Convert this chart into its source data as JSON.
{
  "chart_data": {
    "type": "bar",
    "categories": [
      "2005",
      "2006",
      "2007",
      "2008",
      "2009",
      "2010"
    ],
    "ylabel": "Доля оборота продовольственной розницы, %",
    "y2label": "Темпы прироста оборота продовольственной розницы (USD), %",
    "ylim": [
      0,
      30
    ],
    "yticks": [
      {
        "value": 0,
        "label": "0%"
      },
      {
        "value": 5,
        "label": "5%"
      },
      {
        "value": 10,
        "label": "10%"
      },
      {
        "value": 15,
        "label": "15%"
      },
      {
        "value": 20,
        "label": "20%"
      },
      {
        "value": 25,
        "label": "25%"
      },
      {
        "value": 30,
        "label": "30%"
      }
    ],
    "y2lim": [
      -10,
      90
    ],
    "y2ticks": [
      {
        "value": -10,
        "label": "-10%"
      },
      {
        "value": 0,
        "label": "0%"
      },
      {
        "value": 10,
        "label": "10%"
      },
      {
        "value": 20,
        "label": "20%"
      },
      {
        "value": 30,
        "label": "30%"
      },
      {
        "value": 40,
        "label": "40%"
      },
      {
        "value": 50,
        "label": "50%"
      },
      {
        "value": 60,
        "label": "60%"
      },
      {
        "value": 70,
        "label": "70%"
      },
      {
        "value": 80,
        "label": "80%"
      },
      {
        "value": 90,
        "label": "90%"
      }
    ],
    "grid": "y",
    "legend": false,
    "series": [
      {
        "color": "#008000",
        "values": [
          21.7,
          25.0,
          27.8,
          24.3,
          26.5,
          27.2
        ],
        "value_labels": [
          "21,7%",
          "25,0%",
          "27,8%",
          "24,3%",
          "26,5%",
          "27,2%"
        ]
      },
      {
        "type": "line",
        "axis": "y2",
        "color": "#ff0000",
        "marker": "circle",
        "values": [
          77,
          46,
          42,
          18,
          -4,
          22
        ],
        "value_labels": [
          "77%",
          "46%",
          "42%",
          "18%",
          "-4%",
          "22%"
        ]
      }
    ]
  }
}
##########
Repeat the whole listing exactly, keeping every line intact.

Convert this chart into its source data as JSON.
{
  "chart_data": {
    "type": "bar",
    "categories": [
      "2005",
      "2006",
      "2007",
      "2008",
      "2009",
      "2010"
    ],
    "ylabel": "Доля оборота продовольственной розницы, %",
    "y2label": "Темпы прироста оборота продовольственной розницы (USD), %",
    "ylim": [
      0,
      30
    ],
    "yticks": [
      {
        "value": 0,
        "label": "0%"
      },
      {
        "value": 5,
        "label": "5%"
      },
      {
        "value": 10,
        "label": "10%"
      },
      {
        "value": 15,
        "label": "15%"
      },
      {
        "value": 20,
        "label": "20%"
      },
      {
        "value": 25,
        "label": "25%"
      },
      {
        "value": 30,
        "label": "30%"
      }
    ],
    "y2lim": [
      -10,
      90
    ],
    "y2ticks": [
      {
        "value": -10,
        "label": "-10%"
      },
      {
        "value": 0,
        "label": "0%"
      },
      {
        "value": 10,
        "label": "10%"
      },
      {
        "value": 20,
        "label": "20%"
      },
      {
        "value": 30,
        "label": "30%"
      },
      {
        "value": 40,
        "label": "40%"
      },
      {
        "value": 50,
        "label": "50%"
      },
      {
        "value": 60,
        "label": "60%"
      },
      {
        "value": 70,
        "label": "70%"
      },
      {
        "value": 80,
        "label": "80%"
      },
      {
        "value": 90,
        "label": "90%"
      }
    ],
    "grid": "y",
    "legend": false,
    "series": [
      {
        "color": "#008000",
        "values": [
          21.7,
          25.0,
          27.8,
          24.3,
          26.5,
          27.2
        ],
        "value_labels": [
          "21,7%",
          "25,0%",
          "27,8%",
          "24,3%",
          "26,5%",
          "27,2%"
        ]
      },
      {
        "type": "line",
        "axis": "y2",
        "color": "#ff0000",
        "marker": "circle",
        "values": [
          77,
          46,
          42,
          18,
          -4,
          22
        ],
        "value_labels": [
          "77%",
          "46%",
          "42%",
          "18%",
          "-4%",
          "22%"
        ]
      }
    ]
  }
}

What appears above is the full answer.